Task directions -
Give every line of the material again, exactly as written.

Stored records

- - - -

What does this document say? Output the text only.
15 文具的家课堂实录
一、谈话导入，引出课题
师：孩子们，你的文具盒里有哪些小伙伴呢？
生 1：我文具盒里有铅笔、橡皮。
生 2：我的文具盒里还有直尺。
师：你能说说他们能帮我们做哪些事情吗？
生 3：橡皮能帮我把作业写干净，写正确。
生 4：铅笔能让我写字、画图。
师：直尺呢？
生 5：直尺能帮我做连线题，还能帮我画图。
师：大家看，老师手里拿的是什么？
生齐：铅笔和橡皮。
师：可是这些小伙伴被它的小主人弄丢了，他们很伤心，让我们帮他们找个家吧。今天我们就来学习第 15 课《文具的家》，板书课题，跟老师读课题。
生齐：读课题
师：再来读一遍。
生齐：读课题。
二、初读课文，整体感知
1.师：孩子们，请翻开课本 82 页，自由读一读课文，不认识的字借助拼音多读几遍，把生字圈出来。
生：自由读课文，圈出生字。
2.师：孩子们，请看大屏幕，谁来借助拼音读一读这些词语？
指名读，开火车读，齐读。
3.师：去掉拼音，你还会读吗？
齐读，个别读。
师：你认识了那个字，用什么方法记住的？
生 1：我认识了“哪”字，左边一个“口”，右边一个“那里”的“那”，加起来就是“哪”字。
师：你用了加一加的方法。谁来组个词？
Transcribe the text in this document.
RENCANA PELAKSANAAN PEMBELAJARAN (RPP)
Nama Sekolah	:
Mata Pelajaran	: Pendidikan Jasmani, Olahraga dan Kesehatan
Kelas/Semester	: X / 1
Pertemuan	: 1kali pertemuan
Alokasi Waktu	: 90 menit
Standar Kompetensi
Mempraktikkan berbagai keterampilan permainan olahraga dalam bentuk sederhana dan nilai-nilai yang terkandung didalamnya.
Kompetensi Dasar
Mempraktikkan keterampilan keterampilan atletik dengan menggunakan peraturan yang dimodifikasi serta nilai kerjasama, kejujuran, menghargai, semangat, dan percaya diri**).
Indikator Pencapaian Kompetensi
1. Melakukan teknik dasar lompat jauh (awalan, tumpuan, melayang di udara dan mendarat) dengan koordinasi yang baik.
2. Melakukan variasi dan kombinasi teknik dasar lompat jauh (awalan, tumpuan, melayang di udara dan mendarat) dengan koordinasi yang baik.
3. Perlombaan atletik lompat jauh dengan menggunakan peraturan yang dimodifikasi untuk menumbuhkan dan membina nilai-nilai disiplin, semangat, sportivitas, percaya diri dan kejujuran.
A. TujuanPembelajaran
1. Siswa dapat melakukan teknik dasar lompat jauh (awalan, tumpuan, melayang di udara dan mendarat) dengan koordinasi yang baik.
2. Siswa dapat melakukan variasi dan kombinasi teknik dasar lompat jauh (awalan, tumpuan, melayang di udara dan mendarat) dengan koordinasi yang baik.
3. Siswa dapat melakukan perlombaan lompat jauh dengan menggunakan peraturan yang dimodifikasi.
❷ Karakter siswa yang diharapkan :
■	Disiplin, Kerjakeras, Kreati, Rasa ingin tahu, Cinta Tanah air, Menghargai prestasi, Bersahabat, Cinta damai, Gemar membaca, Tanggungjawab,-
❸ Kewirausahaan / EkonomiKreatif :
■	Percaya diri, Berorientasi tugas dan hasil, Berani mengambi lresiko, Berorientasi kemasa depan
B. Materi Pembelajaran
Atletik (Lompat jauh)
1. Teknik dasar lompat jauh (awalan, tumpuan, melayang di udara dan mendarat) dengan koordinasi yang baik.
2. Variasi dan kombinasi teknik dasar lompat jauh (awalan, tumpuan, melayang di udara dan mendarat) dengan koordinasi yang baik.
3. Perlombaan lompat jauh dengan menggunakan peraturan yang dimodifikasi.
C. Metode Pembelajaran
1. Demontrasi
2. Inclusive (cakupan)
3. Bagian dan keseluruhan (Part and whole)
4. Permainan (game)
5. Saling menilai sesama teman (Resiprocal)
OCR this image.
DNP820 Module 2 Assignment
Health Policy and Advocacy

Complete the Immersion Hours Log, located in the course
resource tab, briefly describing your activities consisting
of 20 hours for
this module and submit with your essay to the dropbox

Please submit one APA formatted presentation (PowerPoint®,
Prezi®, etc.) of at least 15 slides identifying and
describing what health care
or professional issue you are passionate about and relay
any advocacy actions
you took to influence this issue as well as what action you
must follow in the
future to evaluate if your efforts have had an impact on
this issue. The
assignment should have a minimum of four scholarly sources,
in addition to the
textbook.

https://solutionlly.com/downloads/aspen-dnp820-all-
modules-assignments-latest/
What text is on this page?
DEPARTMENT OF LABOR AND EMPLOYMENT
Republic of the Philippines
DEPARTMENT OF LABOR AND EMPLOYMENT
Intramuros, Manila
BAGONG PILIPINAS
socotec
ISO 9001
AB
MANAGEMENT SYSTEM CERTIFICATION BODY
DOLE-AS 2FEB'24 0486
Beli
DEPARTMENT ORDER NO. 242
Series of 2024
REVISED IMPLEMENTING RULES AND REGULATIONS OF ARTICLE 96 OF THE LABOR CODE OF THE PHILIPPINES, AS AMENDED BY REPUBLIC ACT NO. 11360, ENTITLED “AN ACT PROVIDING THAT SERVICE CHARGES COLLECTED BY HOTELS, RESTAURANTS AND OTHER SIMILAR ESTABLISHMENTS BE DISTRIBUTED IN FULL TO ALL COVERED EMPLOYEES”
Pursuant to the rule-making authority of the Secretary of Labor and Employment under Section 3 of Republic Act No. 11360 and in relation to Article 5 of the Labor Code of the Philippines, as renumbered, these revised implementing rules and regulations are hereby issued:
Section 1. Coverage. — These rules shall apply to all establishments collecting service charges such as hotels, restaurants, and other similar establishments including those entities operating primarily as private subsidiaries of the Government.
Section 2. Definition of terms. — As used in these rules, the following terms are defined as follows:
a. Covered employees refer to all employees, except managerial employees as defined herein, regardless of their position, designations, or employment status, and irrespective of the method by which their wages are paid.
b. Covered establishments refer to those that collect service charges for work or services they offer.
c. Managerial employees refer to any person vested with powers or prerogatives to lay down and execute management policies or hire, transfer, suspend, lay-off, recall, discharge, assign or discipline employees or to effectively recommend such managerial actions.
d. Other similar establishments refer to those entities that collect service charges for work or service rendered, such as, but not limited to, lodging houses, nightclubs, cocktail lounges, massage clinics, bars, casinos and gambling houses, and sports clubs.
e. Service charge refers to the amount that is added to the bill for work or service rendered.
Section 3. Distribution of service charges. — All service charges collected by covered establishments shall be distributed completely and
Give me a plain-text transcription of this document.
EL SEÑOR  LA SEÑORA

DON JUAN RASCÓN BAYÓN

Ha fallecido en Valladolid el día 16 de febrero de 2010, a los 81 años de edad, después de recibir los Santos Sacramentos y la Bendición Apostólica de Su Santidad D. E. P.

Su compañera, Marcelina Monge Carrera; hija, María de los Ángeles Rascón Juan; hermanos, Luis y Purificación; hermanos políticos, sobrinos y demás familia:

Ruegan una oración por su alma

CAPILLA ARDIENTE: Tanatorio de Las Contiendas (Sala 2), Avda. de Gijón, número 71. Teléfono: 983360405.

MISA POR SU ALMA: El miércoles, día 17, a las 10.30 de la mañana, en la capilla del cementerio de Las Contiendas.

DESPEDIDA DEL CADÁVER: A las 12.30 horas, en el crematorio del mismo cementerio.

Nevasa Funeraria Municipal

- - - -

Solution -
What does this document say? Output the text only.
15 文具的家课堂实录
一、谈话导入，引出课题
师：孩子们，你的文具盒里有哪些小伙伴呢？
生 1：我文具盒里有铅笔、橡皮。
生 2：我的文具盒里还有直尺。
师：你能说说他们能帮我们做哪些事情吗？
生 3：橡皮能帮我把作业写干净，写正确。
生 4：铅笔能让我写字、画图。
师：直尺呢？
生 5：直尺能帮我做连线题，还能帮我画图。
师：大家看，老师手里拿的是什么？
生齐：铅笔和橡皮。
师：可是这些小伙伴被它的小主人弄丢了，他们很伤心，让我们帮他们找个家吧。今天我们就来学习第 15 课《文具的家》，板书课题，跟老师读课题。
生齐：读课题
师：再来读一遍。
生齐：读课题。
二、初读课文，整体感知
1.师：孩子们，请翻开课本 82 页，自由读一读课文，不认识的字借助拼音多读几遍，把生字圈出来。
生：自由读课文，圈出生字。
2.师：孩子们，请看大屏幕，谁来借助拼音读一读这些词语？
指名读，开火车读，齐读。
3.师：去掉拼音，你还会读吗？
齐读，个别读。
师：你认识了那个字，用什么方法记住的？
生 1：我认识了“哪”字，左边一个“口”，右边一个“那里”的“那”，加起来就是“哪”字。
师：你用了加一加的方法。谁来组个词？
Transcribe the text in this document.
RENCANA PELAKSANAAN PEMBELAJARAN (RPP)
Nama Sekolah	:
Mata Pelajaran	: Pendidikan Jasmani, Olahraga dan Kesehatan
Kelas/Semester	: X / 1
Pertemuan	: 1kali pertemuan
Alokasi Waktu	: 90 menit
Standar Kompetensi
Mempraktikkan berbagai keterampilan permainan olahraga dalam bentuk sederhana dan nilai-nilai yang terkandung didalamnya.
Kompetensi Dasar
Mempraktikkan keterampilan keterampilan atletik dengan menggunakan peraturan yang dimodifikasi serta nilai kerjasama, kejujuran, menghargai, semangat, dan percaya diri**).
Indikator Pencapaian Kompetensi
1. Melakukan teknik dasar lompat jauh (awalan, tumpuan, melayang di udara dan mendarat) dengan koordinasi yang baik.
2. Melakukan variasi dan kombinasi teknik dasar lompat jauh (awalan, tumpuan, melayang di udara dan mendarat) dengan koordinasi yang baik.
3. Perlombaan atletik lompat jauh dengan menggunakan peraturan yang dimodifikasi untuk menumbuhkan dan membina nilai-nilai disiplin, semangat, sportivitas, percaya diri dan kejujuran.
A. TujuanPembelajaran
1. Siswa dapat melakukan teknik dasar lompat jauh (awalan, tumpuan, melayang di udara dan mendarat) dengan koordinasi yang baik.
2. Siswa dapat melakukan variasi dan kombinasi teknik dasar lompat jauh (awalan, tumpuan, melayang di udara dan mendarat) dengan koordinasi yang baik.
3. Siswa dapat melakukan perlombaan lompat jauh dengan menggunakan peraturan yang dimodifikasi.
❷ Karakter siswa yang diharapkan :
■	Disiplin, Kerjakeras, Kreati, Rasa ingin tahu, Cinta Tanah air, Menghargai prestasi, Bersahabat, Cinta damai, Gemar membaca, Tanggungjawab,-
❸ Kewirausahaan / EkonomiKreatif :
■	Percaya diri, Berorientasi tugas dan hasil, Berani mengambi lresiko, Berorientasi kemasa depan
B. Materi Pembelajaran
Atletik (Lompat jauh)
1. Teknik dasar lompat jauh (awalan, tumpuan, melayang di udara dan mendarat) dengan koordinasi yang baik.
2. Variasi dan kombinasi teknik dasar lompat jauh (awalan, tumpuan, melayang di udara dan mendarat) dengan koordinasi yang baik.
3. Perlombaan lompat jauh dengan menggunakan peraturan yang dimodifikasi.
C. Metode Pembelajaran
1. Demontrasi
2. Inclusive (cakupan)
3. Bagian dan keseluruhan (Part and whole)
4. Permainan (game)
5. Saling menilai sesama teman (Resiprocal)
OCR this image.
DNP820 Module 2 Assignment
Health Policy and Advocacy

Complete the Immersion Hours Log, located in the course
resource tab, briefly describing your activities consisting
of 20 hours for
this module and submit with your essay to the dropbox

Please submit one APA formatted presentation (PowerPoint®,
Prezi®, etc.) of at least 15 slides identifying and
describing what health care
or professional issue you are passionate about and relay
any advocacy actions
you took to influence this issue as well as what action you
must follow in the
future to evaluate if your efforts have had an impact on
this issue. The
assignment should have a minimum of four scholarly sources,
in addition to the
textbook.

https://solutionlly.com/downloads/aspen-dnp820-all-
modules-assignments-latest/
What text is on this page?
DEPARTMENT OF LABOR AND EMPLOYMENT
Republic of the Philippines
DEPARTMENT OF LABOR AND EMPLOYMENT
Intramuros, Manila
BAGONG PILIPINAS
socotec
ISO 9001
AB
MANAGEMENT SYSTEM CERTIFICATION BODY
DOLE-AS 2FEB'24 0486
Beli
DEPARTMENT ORDER NO. 242
Series of 2024
REVISED IMPLEMENTING RULES AND REGULATIONS OF ARTICLE 96 OF THE LABOR CODE OF THE PHILIPPINES, AS AMENDED BY REPUBLIC ACT NO. 11360, ENTITLED “AN ACT PROVIDING THAT SERVICE CHARGES COLLECTED BY HOTELS, RESTAURANTS AND OTHER SIMILAR ESTABLISHMENTS BE DISTRIBUTED IN FULL TO ALL COVERED EMPLOYEES”
Pursuant to the rule-making authority of the Secretary of Labor and Employment under Section 3 of Republic Act No. 11360 and in relation to Article 5 of the Labor Code of the Philippines, as renumbered, these revised implementing rules and regulations are hereby issued:
Section 1. Coverage. — These rules shall apply to all establishments collecting service charges such as hotels, restaurants, and other similar establishments including those entities operating primarily as private subsidiaries of the Government.
Section 2. Definition of terms. — As used in these rules, the following terms are defined as follows:
a. Covered employees refer to all employees, except managerial employees as defined herein, regardless of their position, designations, or employment status, and irrespective of the method by which their wages are paid.
b. Covered establishments refer to those that collect service charges for work or services they offer.
c. Managerial employees refer to any person vested with powers or prerogatives to lay down and execute management policies or hire, transfer, suspend, lay-off, recall, discharge, assign or discipline employees or to effectively recommend such managerial actions.
d. Other similar establishments refer to those entities that collect service charges for work or service rendered, such as, but not limited to, lodging houses, nightclubs, cocktail lounges, massage clinics, bars, casinos and gambling houses, and sports clubs.
e. Service charge refers to the amount that is added to the bill for work or service rendered.
Section 3. Distribution of service charges. — All service charges collected by covered establishments shall be distributed completely and
Give me a plain-text transcription of this document.
EL SEÑOR  LA SEÑORA

DON JUAN RASCÓN BAYÓN

Ha fallecido en Valladolid el día 16 de febrero de 2010, a los 81 años de edad, después de recibir los Santos Sacramentos y la Bendición Apostólica de Su Santidad D. E. P.

Su compañera, Marcelina Monge Carrera; hija, María de los Ángeles Rascón Juan; hermanos, Luis y Purificación; hermanos políticos, sobrinos y demás familia:

Ruegan una oración por su alma

CAPILLA ARDIENTE: Tanatorio de Las Contiendas (Sala 2), Avda. de Gijón, número 71. Teléfono: 983360405.

MISA POR SU ALMA: El miércoles, día 17, a las 10.30 de la mañana, en la capilla del cementerio de Las Contiendas.

DESPEDIDA DEL CADÁVER: A las 12.30 horas, en el crematorio del mismo cementerio.

Nevasa Funeraria Municipal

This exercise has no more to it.